» Work instruction
Reproduce the talk listing below in full, word for word.

» Source passage
—————

Skip to yearly menu bar Skip to main content


Plenary Talk
in
Workshop: Beyond first-order methods in machine learning systems

Conjugate gradient techniques for nonconvex optimization

Clément Royer


Abstract:

Nonconvex optimization formulations have recently gained popularity due to their prevalence in deep learning applications, but they also arise in numerous problems from data analysis and robust statistics. In this setting, second-order stationary points often correspond to global optima, which motivates the development of second-order methods with fast convergence capabilities. Meanwhile, the study of acceleration phenomena, initially proposed in convex optimization, has expanded to nonconvex formulations, and lead to revisiting of popular large-scale nonlinear optimization frameworks to equip them with complexity guarantees while maintaining their practical appeal.

In this talk, we will review recent advances in employing Krylov methods to accelerate optimization procedures in a nonconvex setting. We will particularly focus on linear conjugate gradient and its variations, and we will show that this method is naturally built to detect nonconvexity on quadratic problems. We will then move to a general nonconvex nonlinear optimization setting, and describe a Newton-Conjugate Gradient method with best known complexity guarantees. Numerical illustrations of the performance of this method and extensions will be provided, with a focus on nonconvex instances in data science.

—————

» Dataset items
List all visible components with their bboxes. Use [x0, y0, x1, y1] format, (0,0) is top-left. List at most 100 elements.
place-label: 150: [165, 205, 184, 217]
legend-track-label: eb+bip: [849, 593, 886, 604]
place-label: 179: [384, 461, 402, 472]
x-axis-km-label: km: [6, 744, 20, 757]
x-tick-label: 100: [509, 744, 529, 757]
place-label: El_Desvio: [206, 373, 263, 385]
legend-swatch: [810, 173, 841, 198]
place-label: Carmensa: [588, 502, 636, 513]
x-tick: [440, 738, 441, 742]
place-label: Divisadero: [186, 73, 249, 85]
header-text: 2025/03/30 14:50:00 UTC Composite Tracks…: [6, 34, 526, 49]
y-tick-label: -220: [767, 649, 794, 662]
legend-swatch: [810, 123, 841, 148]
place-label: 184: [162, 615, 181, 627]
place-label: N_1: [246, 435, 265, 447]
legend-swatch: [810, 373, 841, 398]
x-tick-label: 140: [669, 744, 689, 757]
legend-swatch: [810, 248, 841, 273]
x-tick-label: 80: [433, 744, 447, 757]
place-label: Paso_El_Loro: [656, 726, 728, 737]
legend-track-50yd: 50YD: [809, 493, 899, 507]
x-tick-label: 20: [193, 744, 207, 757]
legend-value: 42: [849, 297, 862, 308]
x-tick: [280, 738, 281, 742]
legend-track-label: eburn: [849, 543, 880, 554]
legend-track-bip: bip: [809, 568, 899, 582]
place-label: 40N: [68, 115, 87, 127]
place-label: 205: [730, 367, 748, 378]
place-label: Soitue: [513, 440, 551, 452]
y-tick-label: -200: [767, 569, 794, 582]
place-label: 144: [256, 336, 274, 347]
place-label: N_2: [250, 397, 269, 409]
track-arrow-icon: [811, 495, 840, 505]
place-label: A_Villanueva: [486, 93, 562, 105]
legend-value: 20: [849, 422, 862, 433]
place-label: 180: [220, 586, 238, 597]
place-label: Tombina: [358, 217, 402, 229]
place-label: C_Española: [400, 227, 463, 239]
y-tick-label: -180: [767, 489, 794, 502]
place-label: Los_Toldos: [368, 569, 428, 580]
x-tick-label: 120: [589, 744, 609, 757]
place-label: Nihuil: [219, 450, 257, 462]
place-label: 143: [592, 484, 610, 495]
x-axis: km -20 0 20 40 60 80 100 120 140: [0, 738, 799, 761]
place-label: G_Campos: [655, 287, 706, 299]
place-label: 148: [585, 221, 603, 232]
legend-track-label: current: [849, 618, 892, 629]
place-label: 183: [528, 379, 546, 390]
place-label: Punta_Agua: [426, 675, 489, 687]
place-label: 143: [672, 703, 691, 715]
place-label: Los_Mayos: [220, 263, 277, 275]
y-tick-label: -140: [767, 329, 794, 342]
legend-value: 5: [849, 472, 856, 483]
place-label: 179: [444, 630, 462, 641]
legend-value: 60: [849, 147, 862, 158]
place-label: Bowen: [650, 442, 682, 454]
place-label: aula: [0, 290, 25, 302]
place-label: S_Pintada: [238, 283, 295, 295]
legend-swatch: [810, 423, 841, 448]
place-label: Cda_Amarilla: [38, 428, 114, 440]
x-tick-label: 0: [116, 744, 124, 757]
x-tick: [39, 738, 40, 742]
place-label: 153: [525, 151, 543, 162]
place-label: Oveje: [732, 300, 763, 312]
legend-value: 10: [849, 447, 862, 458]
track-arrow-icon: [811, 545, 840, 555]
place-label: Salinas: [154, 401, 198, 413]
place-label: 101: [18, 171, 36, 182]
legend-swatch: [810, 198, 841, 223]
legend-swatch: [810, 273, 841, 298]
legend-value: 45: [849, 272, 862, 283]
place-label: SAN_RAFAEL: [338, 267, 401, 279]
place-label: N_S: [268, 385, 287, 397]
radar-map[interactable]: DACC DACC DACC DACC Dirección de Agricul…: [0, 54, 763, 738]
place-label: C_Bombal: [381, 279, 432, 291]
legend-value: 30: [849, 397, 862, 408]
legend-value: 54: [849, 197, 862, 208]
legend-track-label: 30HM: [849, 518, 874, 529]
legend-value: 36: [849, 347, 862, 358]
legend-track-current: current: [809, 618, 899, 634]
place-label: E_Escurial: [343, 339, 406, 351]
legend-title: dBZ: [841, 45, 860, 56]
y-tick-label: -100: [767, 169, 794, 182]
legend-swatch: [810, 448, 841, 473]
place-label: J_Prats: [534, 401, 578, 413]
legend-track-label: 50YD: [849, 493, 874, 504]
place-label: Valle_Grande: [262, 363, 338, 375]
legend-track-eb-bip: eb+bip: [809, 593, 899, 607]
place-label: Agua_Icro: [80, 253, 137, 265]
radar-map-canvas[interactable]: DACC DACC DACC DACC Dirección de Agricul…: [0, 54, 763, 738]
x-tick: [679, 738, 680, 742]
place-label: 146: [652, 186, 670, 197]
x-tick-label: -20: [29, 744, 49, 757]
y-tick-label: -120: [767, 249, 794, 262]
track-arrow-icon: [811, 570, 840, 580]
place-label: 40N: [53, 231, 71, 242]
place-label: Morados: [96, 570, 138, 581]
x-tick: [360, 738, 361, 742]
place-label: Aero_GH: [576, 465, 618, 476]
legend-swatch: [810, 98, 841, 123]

—————

» Problem solution
Skip to yearly menu bar Skip to main content


Plenary Talk
in
Workshop: Beyond first-order methods in machine learning systems

Conjugate gradient techniques for nonconvex optimization

Clément Royer


Abstract:

Nonconvex optimization formulations have recently gained popularity due to their prevalence in deep learning applications, but they also arise in numerous problems from data analysis and robust statistics. In this setting, second-order stationary points often correspond to global optima, which motivates the development of second-order methods with fast convergence capabilities. Meanwhile, the study of acceleration phenomena, initially proposed in convex optimization, has expanded to nonconvex formulations, and lead to revisiting of popular large-scale nonlinear optimization frameworks to equip them with complexity guarantees while maintaining their practical appeal.

In this talk, we will review recent advances in employing Krylov methods to accelerate optimization procedures in a nonconvex setting. We will particularly focus on linear conjugate gradient and its variations, and we will show that this method is naturally built to detect nonconvexity on quadratic problems. We will then move to a general nonconvex nonlinear optimization setting, and describe a Newton-Conjugate Gradient method with best known complexity guarantees. Numerical illustrations of the performance of this method and extensions will be provided, with a focus on nonconvex instances in data science.